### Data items
───
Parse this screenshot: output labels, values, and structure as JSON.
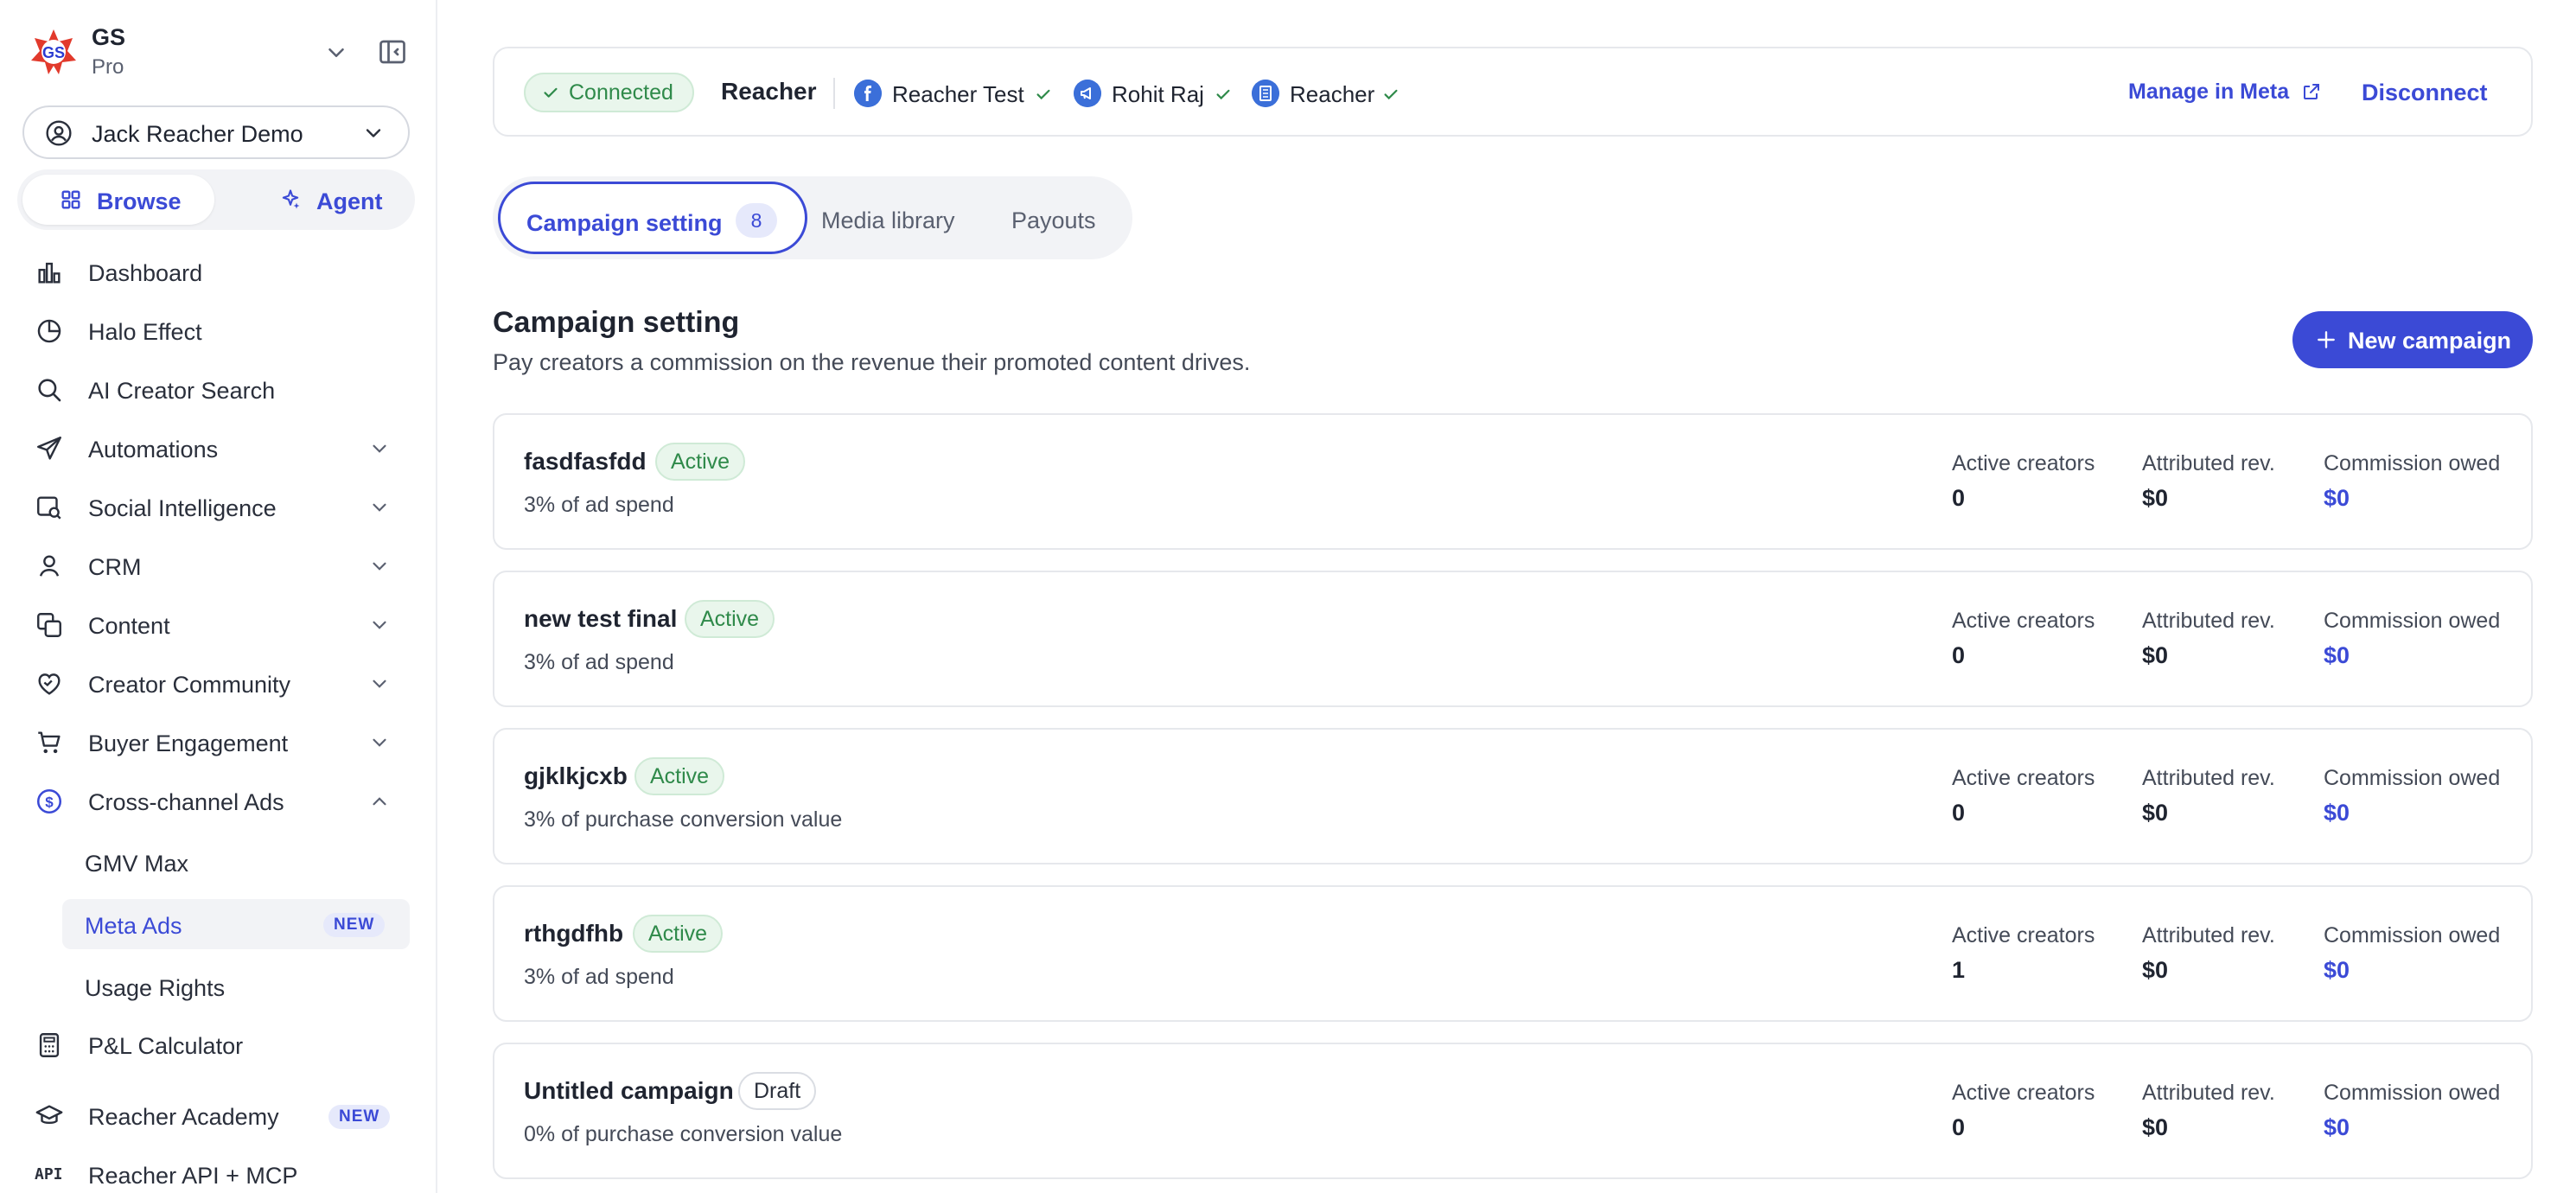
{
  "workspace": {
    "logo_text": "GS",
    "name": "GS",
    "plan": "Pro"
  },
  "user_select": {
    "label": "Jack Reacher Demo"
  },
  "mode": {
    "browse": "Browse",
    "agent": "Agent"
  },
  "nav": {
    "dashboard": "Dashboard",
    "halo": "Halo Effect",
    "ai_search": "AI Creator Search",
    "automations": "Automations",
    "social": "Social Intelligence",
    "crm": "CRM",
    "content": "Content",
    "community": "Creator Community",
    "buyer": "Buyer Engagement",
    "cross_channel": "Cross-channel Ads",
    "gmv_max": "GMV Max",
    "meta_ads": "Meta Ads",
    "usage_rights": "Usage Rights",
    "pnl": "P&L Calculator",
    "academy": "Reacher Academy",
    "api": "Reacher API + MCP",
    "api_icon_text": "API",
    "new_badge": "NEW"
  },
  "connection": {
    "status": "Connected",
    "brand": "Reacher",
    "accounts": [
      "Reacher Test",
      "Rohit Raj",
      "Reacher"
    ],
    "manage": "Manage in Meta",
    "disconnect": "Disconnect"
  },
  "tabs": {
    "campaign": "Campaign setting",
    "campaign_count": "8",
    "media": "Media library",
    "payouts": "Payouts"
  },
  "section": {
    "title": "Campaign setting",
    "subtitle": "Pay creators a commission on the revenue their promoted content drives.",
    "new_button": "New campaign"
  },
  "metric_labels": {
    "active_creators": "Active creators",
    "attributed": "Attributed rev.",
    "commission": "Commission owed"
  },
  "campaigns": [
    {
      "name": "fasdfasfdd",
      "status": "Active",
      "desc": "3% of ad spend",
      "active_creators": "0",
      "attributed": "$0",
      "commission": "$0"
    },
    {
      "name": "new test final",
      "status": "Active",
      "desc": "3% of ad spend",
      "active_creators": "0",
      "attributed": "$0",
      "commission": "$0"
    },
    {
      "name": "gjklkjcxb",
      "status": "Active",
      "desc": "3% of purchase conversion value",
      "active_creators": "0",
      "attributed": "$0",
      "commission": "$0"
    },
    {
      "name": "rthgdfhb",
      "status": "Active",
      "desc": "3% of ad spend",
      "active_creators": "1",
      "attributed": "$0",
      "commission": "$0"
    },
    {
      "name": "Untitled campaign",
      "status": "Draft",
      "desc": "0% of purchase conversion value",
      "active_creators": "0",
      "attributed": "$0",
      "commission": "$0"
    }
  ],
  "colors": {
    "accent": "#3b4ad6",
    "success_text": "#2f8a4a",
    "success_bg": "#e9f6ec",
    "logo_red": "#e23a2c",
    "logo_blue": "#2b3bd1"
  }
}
───
### The exercise
Pull out every line of the records above that contains the word "purchase".

### Written solution
      "desc": "3% of purchase conversion value",
      "desc": "0% of purchase conversion value",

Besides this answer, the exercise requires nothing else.